======== Records shown ========
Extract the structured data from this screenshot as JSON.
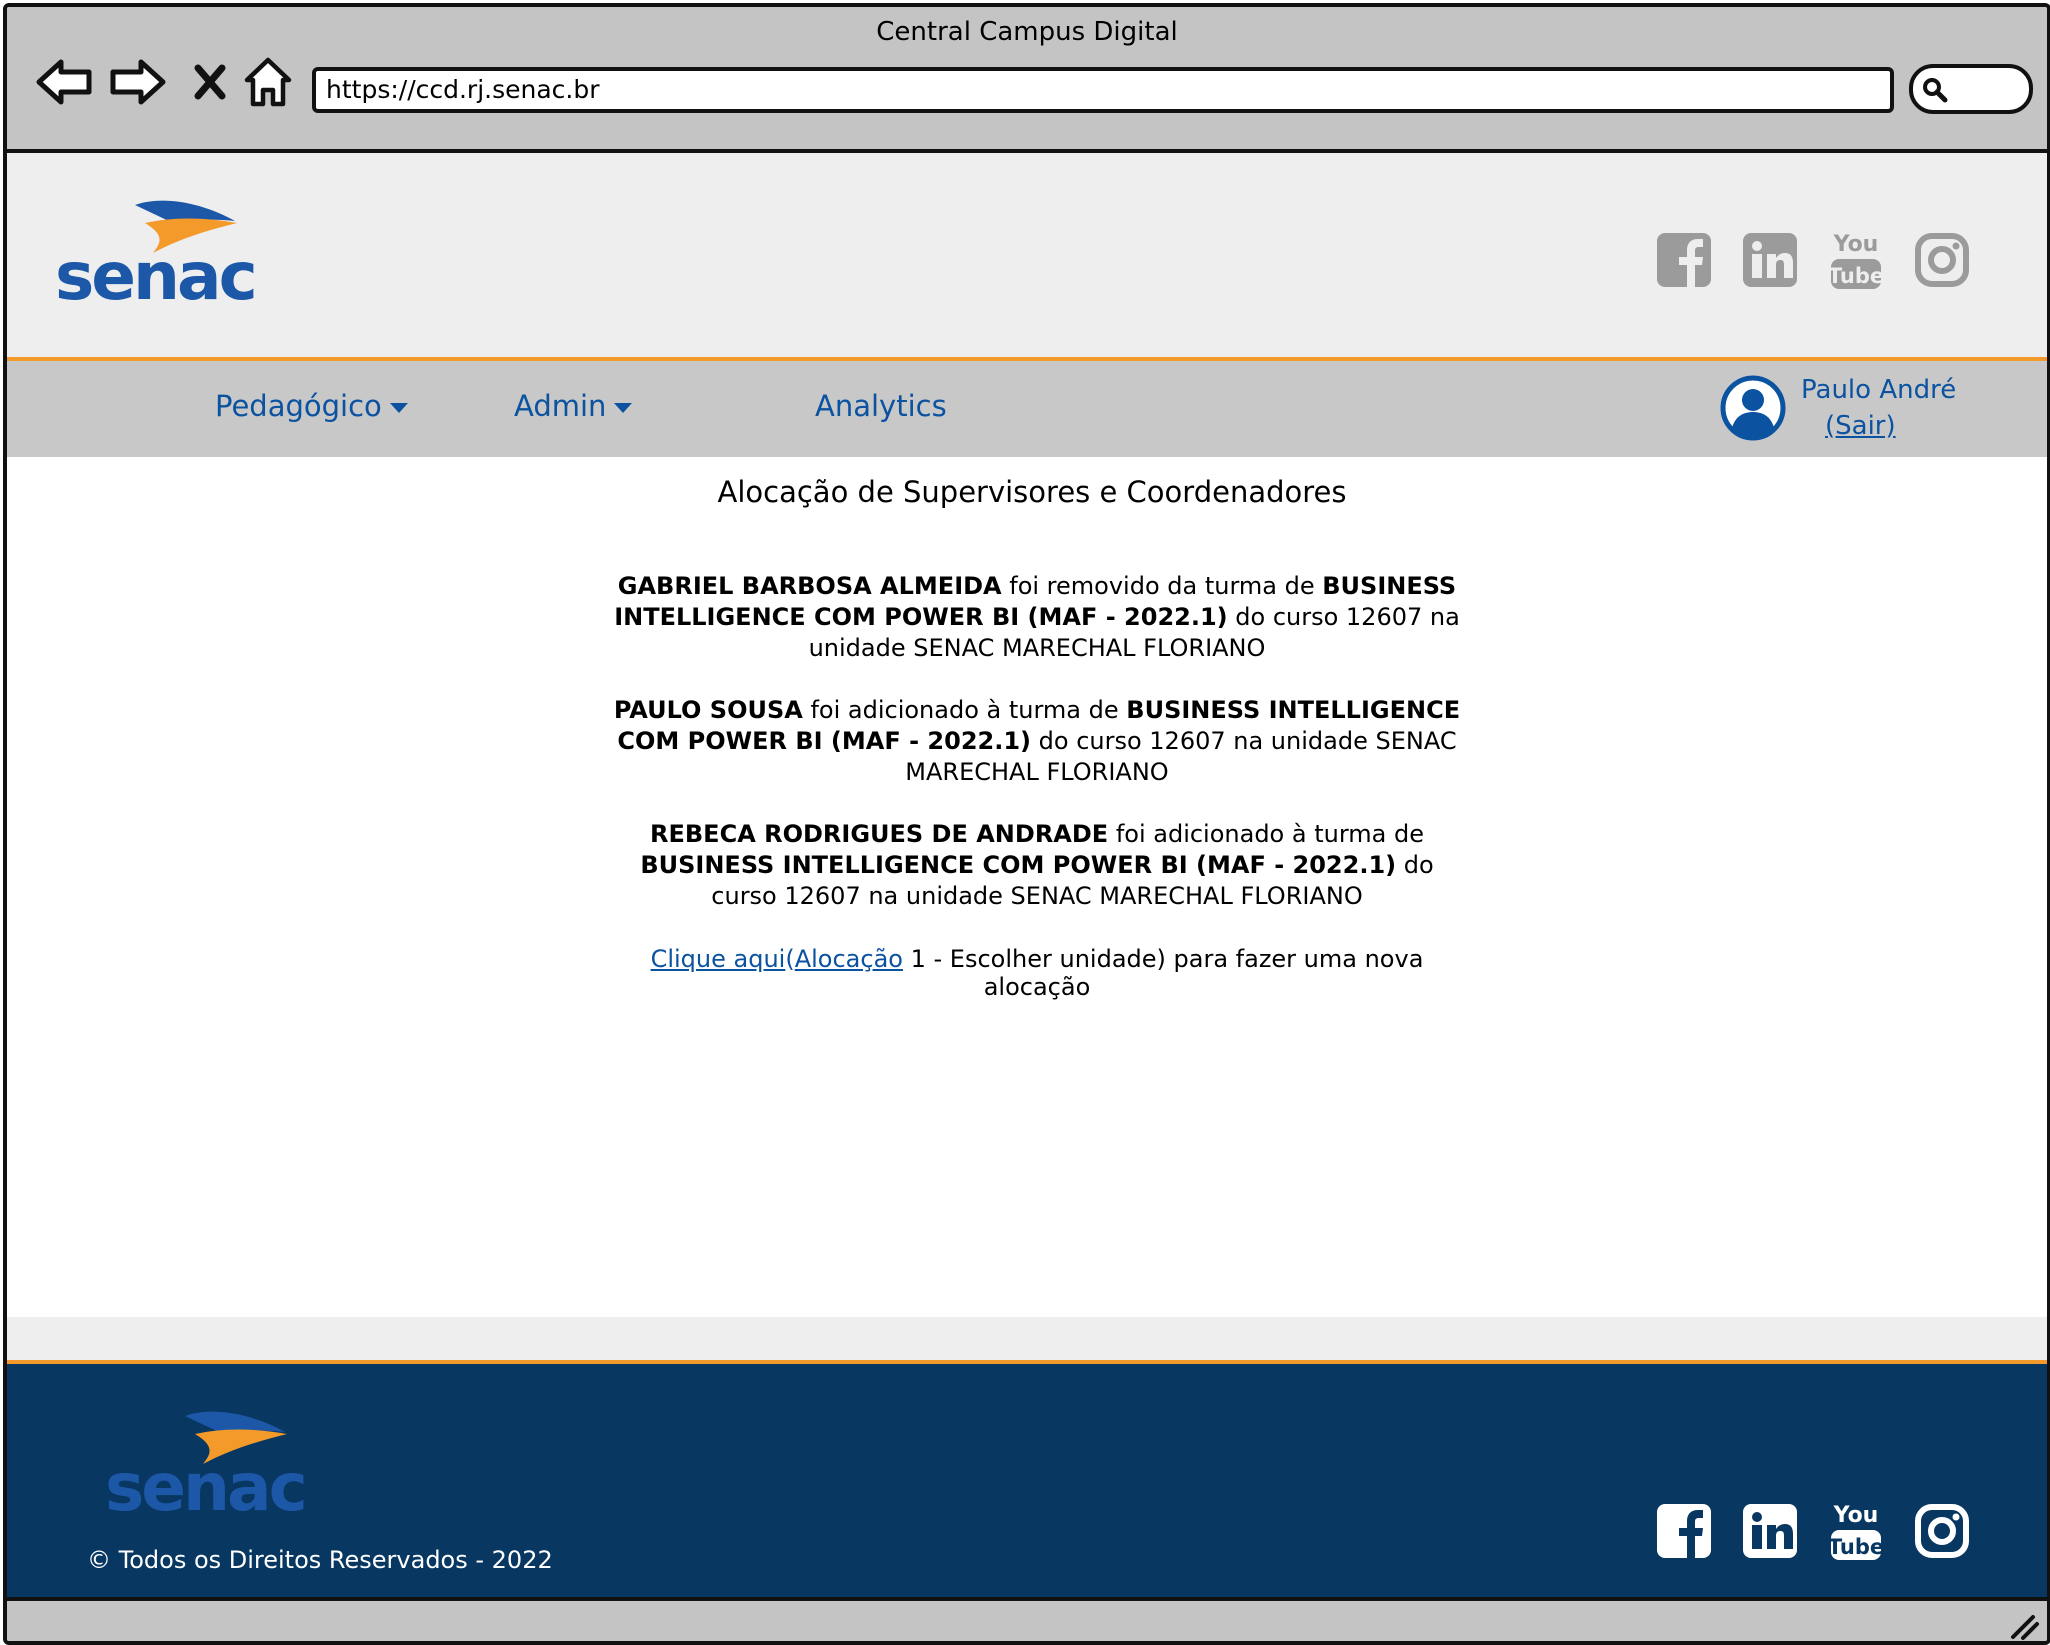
{
  "window": {
    "title": "Central Campus Digital"
  },
  "browser": {
    "url": "https://ccd.rj.senac.br",
    "buttons": [
      "back-arrow",
      "forward-arrow",
      "stop-x",
      "home-icon"
    ],
    "search_icon": "magnifier-icon"
  },
  "brand": {
    "logo_text": "senac",
    "colors": {
      "blue": "#0b52a0",
      "navy": "#083761",
      "orange": "#f39a2a"
    }
  },
  "social_icons": [
    "facebook-icon",
    "linkedin-icon",
    "youtube-icon",
    "instagram-icon"
  ],
  "social_youtube": {
    "top": "You",
    "bottom": "Tube"
  },
  "nav": {
    "items": [
      {
        "label": "Pedagógico",
        "dropdown": true
      },
      {
        "label": "Admin",
        "dropdown": true
      },
      {
        "label": "Analytics",
        "dropdown": false
      }
    ],
    "user": {
      "name": "Paulo André",
      "logout": "(Sair)"
    }
  },
  "main": {
    "title": "Alocação de Supervisores e Coordenadores",
    "messages": [
      {
        "person": "GABRIEL BARBOSA ALMEIDA",
        "action": " foi removido da turma de ",
        "class_name": "BUSINESS INTELLIGENCE COM POWER BI (MAF - 2022.1)",
        "rest": " do curso 12607 na unidade SENAC MARECHAL FLORIANO"
      },
      {
        "person": "PAULO SOUSA",
        "action": " foi adicionado à turma de ",
        "class_name": "BUSINESS INTELLIGENCE COM POWER BI (MAF - 2022.1)",
        "rest": " do curso 12607 na unidade SENAC MARECHAL FLORIANO"
      },
      {
        "person": "REBECA RODRIGUES DE ANDRADE",
        "action": " foi adicionado à turma de ",
        "class_name": "BUSINESS INTELLIGENCE COM POWER BI (MAF - 2022.1)",
        "rest": " do curso 12607 na unidade SENAC MARECHAL FLORIANO"
      }
    ],
    "new_link": {
      "link_text": "Clique aqui",
      "paren_open": "(",
      "ref_text": "Alocação",
      "after": " 1 - Escolher unidade) para fazer uma nova alocação"
    }
  },
  "footer": {
    "copyright": "© Todos os Direitos Reservados - 2022"
  }
}
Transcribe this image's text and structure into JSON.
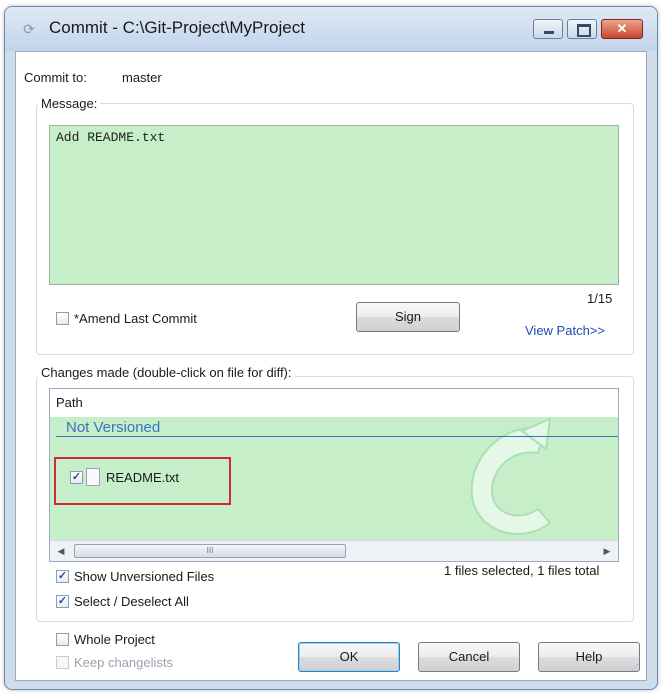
{
  "window": {
    "title": "Commit - C:\\Git-Project\\MyProject",
    "icon": "commit-app-icon",
    "controls": {
      "minimize": "minimize-icon",
      "maximize": "maximize-icon",
      "close": "✕"
    }
  },
  "commit_to": {
    "label": "Commit to:",
    "value": "master"
  },
  "message": {
    "group_label": "Message:",
    "text": "Add README.txt",
    "char_count": "1/15",
    "amend_label": "*Amend Last Commit",
    "amend_checked": false,
    "sign_button": "Sign",
    "view_patch_link": "View Patch>>"
  },
  "changes": {
    "group_label": "Changes made (double-click on file for diff):",
    "column_header": "Path",
    "group_title": "Not Versioned",
    "files": [
      {
        "name": "README.txt",
        "checked": true,
        "checkmark": "✓"
      }
    ],
    "scroll_thumb_grip": "III",
    "status": "1 files selected, 1 files total",
    "show_unversioned_label": "Show Unversioned Files",
    "show_unversioned_checked": true,
    "select_all_label": "Select / Deselect All",
    "select_all_checked": true
  },
  "bottom": {
    "whole_project_label": "Whole Project",
    "whole_project_checked": false,
    "keep_changelists_label": "Keep changelists",
    "keep_changelists_enabled": false,
    "ok_button": "OK",
    "cancel_button": "Cancel",
    "help_button": "Help"
  },
  "colors": {
    "accent_green": "#c6efc9",
    "link_blue": "#1c4fb0",
    "highlight_red": "#d4282f",
    "group_blue": "#3a72c2"
  }
}
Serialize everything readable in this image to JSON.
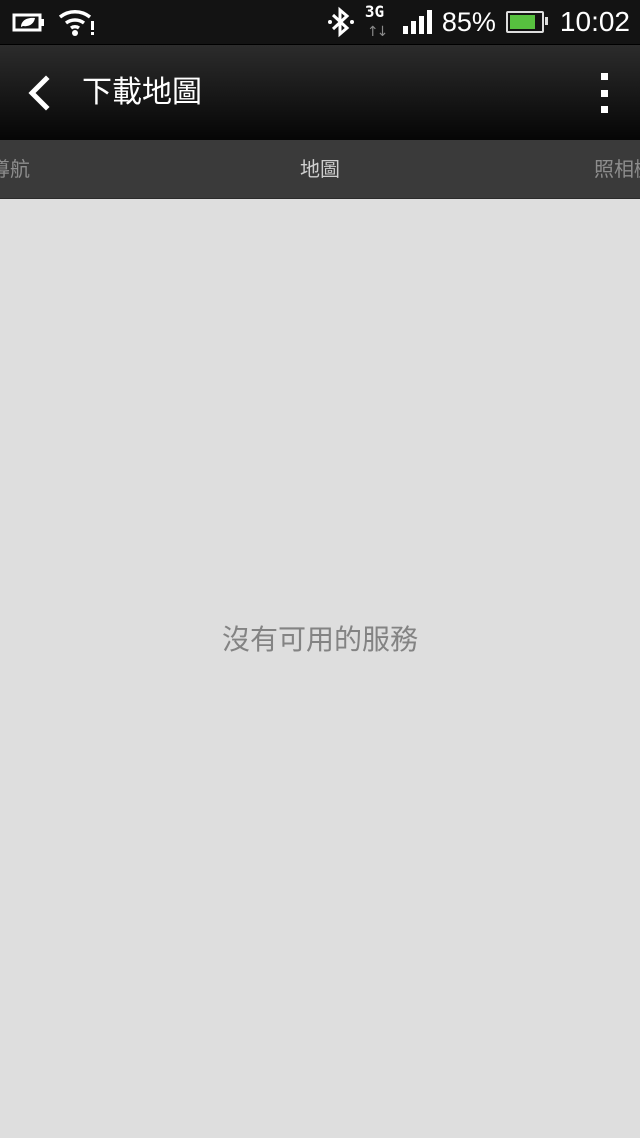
{
  "status_bar": {
    "battery_percent": "85%",
    "time": "10:02",
    "network_type": "3G",
    "battery_level": 0.85,
    "battery_color": "#57c13f",
    "icons": [
      "leaf-battery-icon",
      "wifi-icon",
      "bluetooth-icon",
      "3g-data-icon",
      "signal-icon",
      "battery-icon"
    ]
  },
  "action_bar": {
    "title": "下載地圖",
    "back_icon": "chevron-left-icon",
    "menu_icon": "overflow-menu-icon"
  },
  "tabs": [
    {
      "label": "導航",
      "state": "partial"
    },
    {
      "label": "地圖",
      "state": "selected"
    },
    {
      "label": "照相機",
      "state": "partial"
    }
  ],
  "content": {
    "empty_message": "沒有可用的服務"
  }
}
========
▸ Exercise
Set down the material above as is, without any pictures.

▸ Solved exercise
Extract the structured data from this screenshot as JSON.
{
  "window": {
    "title": "Central Campus Digital"
  },
  "browser": {
    "url": "https://ccd.rj.senac.br",
    "buttons": [
      "back-arrow",
      "forward-arrow",
      "stop-x",
      "home-icon"
    ],
    "search_icon": "magnifier-icon"
  },
  "brand": {
    "logo_text": "senac",
    "colors": {
      "blue": "#0b52a0",
      "navy": "#083761",
      "orange": "#f39a2a"
    }
  },
  "social_icons": [
    "facebook-icon",
    "linkedin-icon",
    "youtube-icon",
    "instagram-icon"
  ],
  "social_youtube": {
    "top": "You",
    "bottom": "Tube"
  },
  "nav": {
    "items": [
      {
        "label": "Pedagógico",
        "dropdown": true
      },
      {
        "label": "Admin",
        "dropdown": true
      },
      {
        "label": "Analytics",
        "dropdown": false
      }
    ],
    "user": {
      "name": "Paulo André",
      "logout": "(Sair)"
    }
  },
  "main": {
    "title": "Alocação de Supervisores e Coordenadores",
    "messages": [
      {
        "person": "GABRIEL BARBOSA ALMEIDA",
        "action": " foi removido da turma de ",
        "class_name": "BUSINESS INTELLIGENCE COM POWER BI (MAF - 2022.1)",
        "rest": " do curso 12607 na unidade SENAC MARECHAL FLORIANO"
      },
      {
        "person": "PAULO SOUSA",
        "action": " foi adicionado à turma de ",
        "class_name": "BUSINESS INTELLIGENCE COM POWER BI (MAF - 2022.1)",
        "rest": " do curso 12607 na unidade SENAC MARECHAL FLORIANO"
      },
      {
        "person": "REBECA RODRIGUES DE ANDRADE",
        "action": " foi adicionado à turma de ",
        "class_name": "BUSINESS INTELLIGENCE COM POWER BI (MAF - 2022.1)",
        "rest": " do curso 12607 na unidade SENAC MARECHAL FLORIANO"
      }
    ],
    "new_link": {
      "link_text": "Clique aqui",
      "paren_open": "(",
      "ref_text": "Alocação",
      "after": " 1 - Escolher unidade) para fazer uma nova alocação"
    }
  },
  "footer": {
    "copyright": "© Todos os Direitos Reservados - 2022"
  }
}
Transcribe this image's text and structure into JSON.
{
  "window": {
    "title": "Commit - C:\\Git-Project\\MyProject",
    "icon": "commit-app-icon",
    "controls": {
      "minimize": "minimize-icon",
      "maximize": "maximize-icon",
      "close": "✕"
    }
  },
  "commit_to": {
    "label": "Commit to:",
    "value": "master"
  },
  "message": {
    "group_label": "Message:",
    "text": "Add README.txt",
    "char_count": "1/15",
    "amend_label": "*Amend Last Commit",
    "amend_checked": false,
    "sign_button": "Sign",
    "view_patch_link": "View Patch>>"
  },
  "changes": {
    "group_label": "Changes made (double-click on file for diff):",
    "column_header": "Path",
    "group_title": "Not Versioned",
    "files": [
      {
        "name": "README.txt",
        "checked": true,
        "checkmark": "✓"
      }
    ],
    "scroll_thumb_grip": "III",
    "status": "1 files selected, 1 files total",
    "show_unversioned_label": "Show Unversioned Files",
    "show_unversioned_checked": true,
    "select_all_label": "Select / Deselect All",
    "select_all_checked": true
  },
  "bottom": {
    "whole_project_label": "Whole Project",
    "whole_project_checked": false,
    "keep_changelists_label": "Keep changelists",
    "keep_changelists_enabled": false,
    "ok_button": "OK",
    "cancel_button": "Cancel",
    "help_button": "Help"
  },
  "colors": {
    "accent_green": "#c6efc9",
    "link_blue": "#1c4fb0",
    "highlight_red": "#d4282f",
    "group_blue": "#3a72c2"
  }
}
Serialize everything readable in this image to JSON.
{
  "status_bar": {
    "battery_percent": "85%",
    "time": "10:02",
    "network_type": "3G",
    "battery_level": 0.85,
    "battery_color": "#57c13f",
    "icons": [
      "leaf-battery-icon",
      "wifi-icon",
      "bluetooth-icon",
      "3g-data-icon",
      "signal-icon",
      "battery-icon"
    ]
  },
  "action_bar": {
    "title": "下載地圖",
    "back_icon": "chevron-left-icon",
    "menu_icon": "overflow-menu-icon"
  },
  "tabs": [
    {
      "label": "導航",
      "state": "partial"
    },
    {
      "label": "地圖",
      "state": "selected"
    },
    {
      "label": "照相機",
      "state": "partial"
    }
  ],
  "content": {
    "empty_message": "沒有可用的服務"
  }
}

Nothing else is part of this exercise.